== Directive ==
Exactly as given, repeat all of the entries.

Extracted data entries
.....
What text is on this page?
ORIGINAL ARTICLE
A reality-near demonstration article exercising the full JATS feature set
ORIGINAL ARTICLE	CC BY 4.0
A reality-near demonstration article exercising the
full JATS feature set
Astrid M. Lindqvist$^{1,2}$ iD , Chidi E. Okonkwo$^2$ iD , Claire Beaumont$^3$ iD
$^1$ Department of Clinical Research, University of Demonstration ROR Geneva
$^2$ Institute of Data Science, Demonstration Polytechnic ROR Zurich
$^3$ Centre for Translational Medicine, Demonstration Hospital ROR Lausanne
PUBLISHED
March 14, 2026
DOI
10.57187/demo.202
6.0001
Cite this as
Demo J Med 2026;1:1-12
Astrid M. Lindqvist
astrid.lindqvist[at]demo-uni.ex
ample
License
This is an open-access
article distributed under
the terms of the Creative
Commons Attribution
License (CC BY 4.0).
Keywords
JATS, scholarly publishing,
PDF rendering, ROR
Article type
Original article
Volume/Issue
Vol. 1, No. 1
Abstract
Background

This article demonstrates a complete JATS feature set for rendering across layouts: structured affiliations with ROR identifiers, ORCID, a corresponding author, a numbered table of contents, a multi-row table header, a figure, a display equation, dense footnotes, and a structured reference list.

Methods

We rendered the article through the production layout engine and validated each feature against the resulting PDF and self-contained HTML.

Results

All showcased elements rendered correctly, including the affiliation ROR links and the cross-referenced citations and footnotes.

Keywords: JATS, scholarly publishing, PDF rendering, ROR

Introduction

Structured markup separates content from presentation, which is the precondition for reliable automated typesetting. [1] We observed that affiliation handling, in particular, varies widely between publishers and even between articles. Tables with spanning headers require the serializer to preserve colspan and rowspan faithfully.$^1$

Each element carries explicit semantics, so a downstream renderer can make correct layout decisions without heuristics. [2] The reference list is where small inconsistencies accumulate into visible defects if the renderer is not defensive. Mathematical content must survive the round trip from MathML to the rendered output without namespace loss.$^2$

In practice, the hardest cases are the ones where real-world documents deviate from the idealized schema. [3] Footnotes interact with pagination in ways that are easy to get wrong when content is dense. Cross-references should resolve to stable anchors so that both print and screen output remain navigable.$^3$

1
.....
== Solved problem ==
What text is on this page?
ORIGINAL ARTICLE
A reality-near demonstration article exercising the full JATS feature set
ORIGINAL ARTICLE	CC BY 4.0
A reality-near demonstration article exercising the
full JATS feature set
Astrid M. Lindqvist$^{1,2}$ iD , Chidi E. Okonkwo$^2$ iD , Claire Beaumont$^3$ iD
$^1$ Department of Clinical Research, University of Demonstration ROR Geneva
$^2$ Institute of Data Science, Demonstration Polytechnic ROR Zurich
$^3$ Centre for Translational Medicine, Demonstration Hospital ROR Lausanne
PUBLISHED
March 14, 2026
DOI
10.57187/demo.202
6.0001
Cite this as
Demo J Med 2026;1:1-12
Astrid M. Lindqvist
astrid.lindqvist[at]demo-uni.ex
ample
License
This is an open-access
article distributed under
the terms of the Creative
Commons Attribution
License (CC BY 4.0).
Keywords
JATS, scholarly publishing,
PDF rendering, ROR
Article type
Original article
Volume/Issue
Vol. 1, No. 1
Abstract
Background

This article demonstrates a complete JATS feature set for rendering across layouts: structured affiliations with ROR identifiers, ORCID, a corresponding author, a numbered table of contents, a multi-row table header, a figure, a display equation, dense footnotes, and a structured reference list.

Methods

We rendered the article through the production layout engine and validated each feature against the resulting PDF and self-contained HTML.

Results

All showcased elements rendered correctly, including the affiliation ROR links and the cross-referenced citations and footnotes.

Keywords: JATS, scholarly publishing, PDF rendering, ROR

Introduction

Structured markup separates content from presentation, which is the precondition for reliable automated typesetting. [1] We observed that affiliation handling, in particular, varies widely between publishers and even between articles. Tables with spanning headers require the serializer to preserve colspan and rowspan faithfully.$^1$

Each element carries explicit semantics, so a downstream renderer can make correct layout decisions without heuristics. [2] The reference list is where small inconsistencies accumulate into visible defects if the renderer is not defensive. Mathematical content must survive the round trip from MathML to the rendered output without namespace loss.$^2$

In practice, the hardest cases are the ones where real-world documents deviate from the idealized schema. [3] Footnotes interact with pagination in ways that are easy to get wrong when content is dense. Cross-references should resolve to stable anchors so that both print and screen output remain navigable.$^3$

1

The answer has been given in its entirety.